--- Data entries ---
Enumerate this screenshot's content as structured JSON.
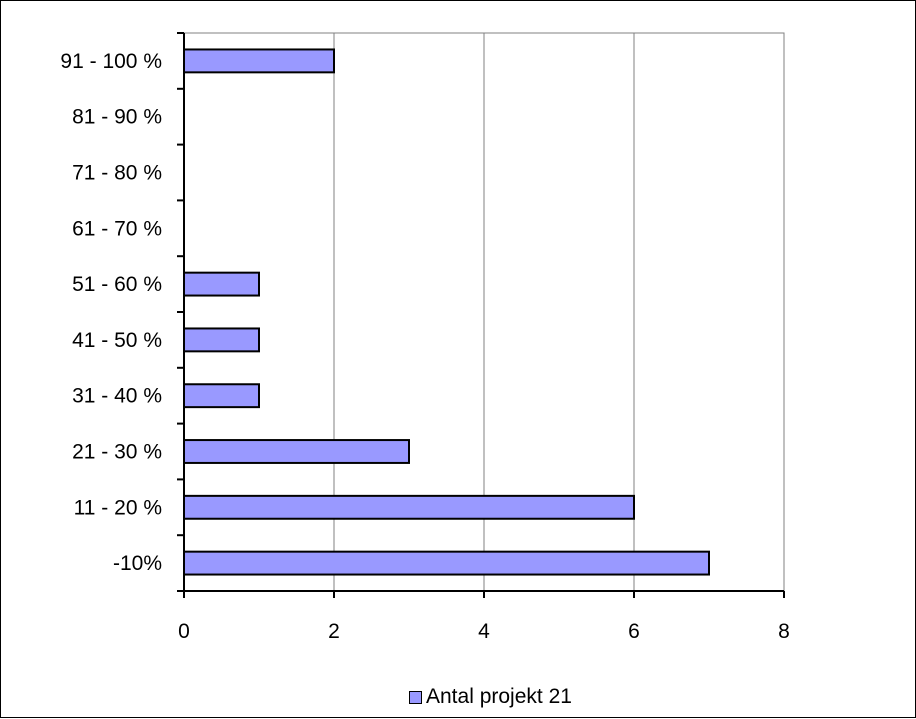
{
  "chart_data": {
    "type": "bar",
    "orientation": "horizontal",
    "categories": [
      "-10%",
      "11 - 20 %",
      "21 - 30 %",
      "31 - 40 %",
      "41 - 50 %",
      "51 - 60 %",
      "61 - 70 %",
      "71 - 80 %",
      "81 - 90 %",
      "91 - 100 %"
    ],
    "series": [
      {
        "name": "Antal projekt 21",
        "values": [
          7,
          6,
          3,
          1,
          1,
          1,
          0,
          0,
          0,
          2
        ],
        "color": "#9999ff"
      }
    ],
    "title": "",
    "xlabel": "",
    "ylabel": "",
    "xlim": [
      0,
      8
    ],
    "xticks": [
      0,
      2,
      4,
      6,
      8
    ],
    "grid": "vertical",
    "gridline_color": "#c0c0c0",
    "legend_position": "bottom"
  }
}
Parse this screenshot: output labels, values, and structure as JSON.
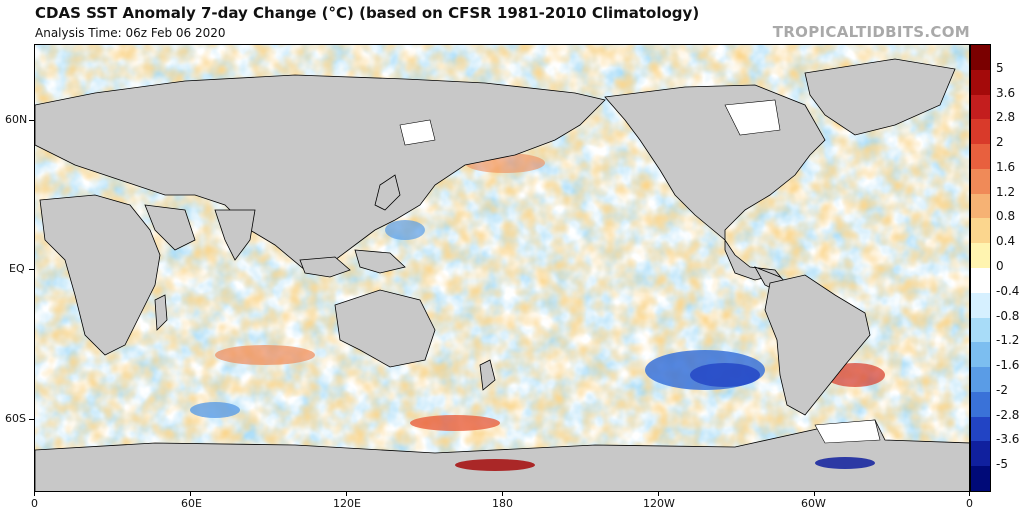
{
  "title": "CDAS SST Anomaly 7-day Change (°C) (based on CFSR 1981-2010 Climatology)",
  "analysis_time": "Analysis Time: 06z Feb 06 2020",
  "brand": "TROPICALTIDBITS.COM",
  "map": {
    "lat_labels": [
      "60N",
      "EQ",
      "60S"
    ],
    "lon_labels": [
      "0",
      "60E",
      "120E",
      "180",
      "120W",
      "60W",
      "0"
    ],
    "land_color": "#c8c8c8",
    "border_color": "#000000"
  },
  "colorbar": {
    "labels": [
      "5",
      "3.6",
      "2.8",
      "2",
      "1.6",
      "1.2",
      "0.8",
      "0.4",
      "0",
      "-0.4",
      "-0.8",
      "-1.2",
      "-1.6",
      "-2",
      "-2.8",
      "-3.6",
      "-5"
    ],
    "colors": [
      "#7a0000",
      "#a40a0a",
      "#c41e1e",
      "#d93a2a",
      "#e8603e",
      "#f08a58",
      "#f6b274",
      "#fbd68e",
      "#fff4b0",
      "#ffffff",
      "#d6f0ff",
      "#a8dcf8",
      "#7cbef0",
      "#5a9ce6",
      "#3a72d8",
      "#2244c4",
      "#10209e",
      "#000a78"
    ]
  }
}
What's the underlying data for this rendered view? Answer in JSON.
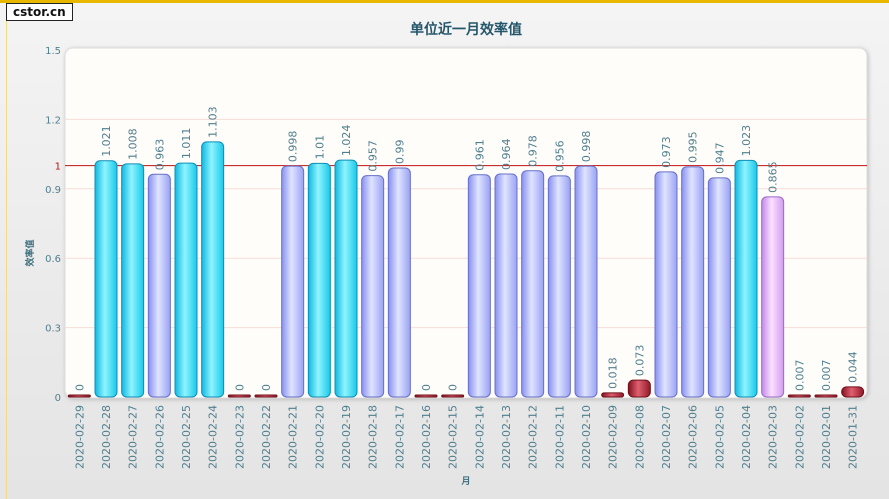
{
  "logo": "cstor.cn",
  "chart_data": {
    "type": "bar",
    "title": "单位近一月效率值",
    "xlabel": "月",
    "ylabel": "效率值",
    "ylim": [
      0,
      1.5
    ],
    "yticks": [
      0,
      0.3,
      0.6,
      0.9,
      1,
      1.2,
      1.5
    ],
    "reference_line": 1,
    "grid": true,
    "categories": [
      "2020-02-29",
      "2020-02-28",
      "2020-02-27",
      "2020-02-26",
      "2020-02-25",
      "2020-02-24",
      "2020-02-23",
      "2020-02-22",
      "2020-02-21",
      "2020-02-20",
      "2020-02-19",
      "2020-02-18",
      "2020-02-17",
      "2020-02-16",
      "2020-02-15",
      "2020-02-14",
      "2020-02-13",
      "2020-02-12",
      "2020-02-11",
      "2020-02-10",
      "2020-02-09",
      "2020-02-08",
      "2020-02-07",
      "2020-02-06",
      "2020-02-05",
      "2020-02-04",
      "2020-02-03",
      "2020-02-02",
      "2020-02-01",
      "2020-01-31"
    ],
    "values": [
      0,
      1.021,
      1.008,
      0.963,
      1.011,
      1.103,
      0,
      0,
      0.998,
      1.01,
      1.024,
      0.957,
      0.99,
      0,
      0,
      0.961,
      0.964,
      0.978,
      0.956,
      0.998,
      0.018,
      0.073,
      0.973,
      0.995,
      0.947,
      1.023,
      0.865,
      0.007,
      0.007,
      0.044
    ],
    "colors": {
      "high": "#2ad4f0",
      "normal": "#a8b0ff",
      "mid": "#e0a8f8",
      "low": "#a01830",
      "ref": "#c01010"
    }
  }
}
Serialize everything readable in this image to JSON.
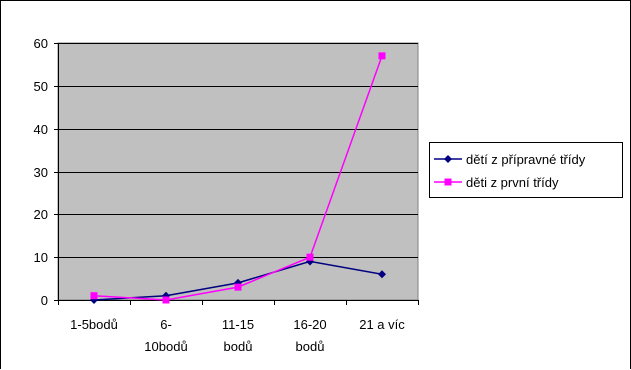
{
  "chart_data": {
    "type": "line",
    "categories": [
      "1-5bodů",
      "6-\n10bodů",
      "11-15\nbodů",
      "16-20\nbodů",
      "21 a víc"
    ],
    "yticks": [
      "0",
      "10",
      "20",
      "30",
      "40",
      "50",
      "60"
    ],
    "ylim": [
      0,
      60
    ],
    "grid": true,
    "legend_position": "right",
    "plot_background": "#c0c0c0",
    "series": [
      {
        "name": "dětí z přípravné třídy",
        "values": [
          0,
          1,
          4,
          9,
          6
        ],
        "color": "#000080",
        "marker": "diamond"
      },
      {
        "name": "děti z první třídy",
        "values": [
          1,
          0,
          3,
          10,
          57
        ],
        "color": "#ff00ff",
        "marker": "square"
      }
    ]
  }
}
---
» **Exercise requirements**:
Quote all the lines above exactly as given. Do not include the pictures.

» **Exercise output**:
Enumerate this screenshot's content as structured JSON.
{
  "chart_data": {
    "type": "bar",
    "orientation": "horizontal",
    "categories": [
      "-10%",
      "11 - 20 %",
      "21 - 30 %",
      "31 - 40 %",
      "41 - 50 %",
      "51 - 60 %",
      "61 - 70 %",
      "71 - 80 %",
      "81 - 90 %",
      "91 - 100 %"
    ],
    "series": [
      {
        "name": "Antal projekt 21",
        "values": [
          7,
          6,
          3,
          1,
          1,
          1,
          0,
          0,
          0,
          2
        ],
        "color": "#9999ff"
      }
    ],
    "title": "",
    "xlabel": "",
    "ylabel": "",
    "xlim": [
      0,
      8
    ],
    "xticks": [
      0,
      2,
      4,
      6,
      8
    ],
    "grid": "vertical",
    "gridline_color": "#c0c0c0",
    "legend_position": "bottom"
  }
}
Parse this screenshot: output labels, values, and structure as JSON.
{
  "title": "CDAS SST Anomaly 7-day Change (°C) (based on CFSR 1981-2010 Climatology)",
  "analysis_time": "Analysis Time: 06z Feb 06 2020",
  "brand": "TROPICALTIDBITS.COM",
  "map": {
    "lat_labels": [
      "60N",
      "EQ",
      "60S"
    ],
    "lon_labels": [
      "0",
      "60E",
      "120E",
      "180",
      "120W",
      "60W",
      "0"
    ],
    "land_color": "#c8c8c8",
    "border_color": "#000000"
  },
  "colorbar": {
    "labels": [
      "5",
      "3.6",
      "2.8",
      "2",
      "1.6",
      "1.2",
      "0.8",
      "0.4",
      "0",
      "-0.4",
      "-0.8",
      "-1.2",
      "-1.6",
      "-2",
      "-2.8",
      "-3.6",
      "-5"
    ],
    "colors": [
      "#7a0000",
      "#a40a0a",
      "#c41e1e",
      "#d93a2a",
      "#e8603e",
      "#f08a58",
      "#f6b274",
      "#fbd68e",
      "#fff4b0",
      "#ffffff",
      "#d6f0ff",
      "#a8dcf8",
      "#7cbef0",
      "#5a9ce6",
      "#3a72d8",
      "#2244c4",
      "#10209e",
      "#000a78"
    ]
  }
}
What's the underlying data for this rendered view? Answer in JSON.
{
  "logo": "cstor.cn",
  "chart_data": {
    "type": "bar",
    "title": "单位近一月效率值",
    "xlabel": "月",
    "ylabel": "效率值",
    "ylim": [
      0,
      1.5
    ],
    "yticks": [
      0,
      0.3,
      0.6,
      0.9,
      1,
      1.2,
      1.5
    ],
    "reference_line": 1,
    "grid": true,
    "categories": [
      "2020-02-29",
      "2020-02-28",
      "2020-02-27",
      "2020-02-26",
      "2020-02-25",
      "2020-02-24",
      "2020-02-23",
      "2020-02-22",
      "2020-02-21",
      "2020-02-20",
      "2020-02-19",
      "2020-02-18",
      "2020-02-17",
      "2020-02-16",
      "2020-02-15",
      "2020-02-14",
      "2020-02-13",
      "2020-02-12",
      "2020-02-11",
      "2020-02-10",
      "2020-02-09",
      "2020-02-08",
      "2020-02-07",
      "2020-02-06",
      "2020-02-05",
      "2020-02-04",
      "2020-02-03",
      "2020-02-02",
      "2020-02-01",
      "2020-01-31"
    ],
    "values": [
      0,
      1.021,
      1.008,
      0.963,
      1.011,
      1.103,
      0,
      0,
      0.998,
      1.01,
      1.024,
      0.957,
      0.99,
      0,
      0,
      0.961,
      0.964,
      0.978,
      0.956,
      0.998,
      0.018,
      0.073,
      0.973,
      0.995,
      0.947,
      1.023,
      0.865,
      0.007,
      0.007,
      0.044
    ],
    "colors": {
      "high": "#2ad4f0",
      "normal": "#a8b0ff",
      "mid": "#e0a8f8",
      "low": "#a01830",
      "ref": "#c01010"
    }
  }
}
Serialize everything readable in this image to JSON.
{
  "chart_data": {
    "type": "line",
    "categories": [
      "1-5bodů",
      "6-\n10bodů",
      "11-15\nbodů",
      "16-20\nbodů",
      "21 a víc"
    ],
    "yticks": [
      "0",
      "10",
      "20",
      "30",
      "40",
      "50",
      "60"
    ],
    "ylim": [
      0,
      60
    ],
    "grid": true,
    "legend_position": "right",
    "plot_background": "#c0c0c0",
    "series": [
      {
        "name": "dětí z přípravné třídy",
        "values": [
          0,
          1,
          4,
          9,
          6
        ],
        "color": "#000080",
        "marker": "diamond"
      },
      {
        "name": "děti z první třídy",
        "values": [
          1,
          0,
          3,
          10,
          57
        ],
        "color": "#ff00ff",
        "marker": "square"
      }
    ]
  }
}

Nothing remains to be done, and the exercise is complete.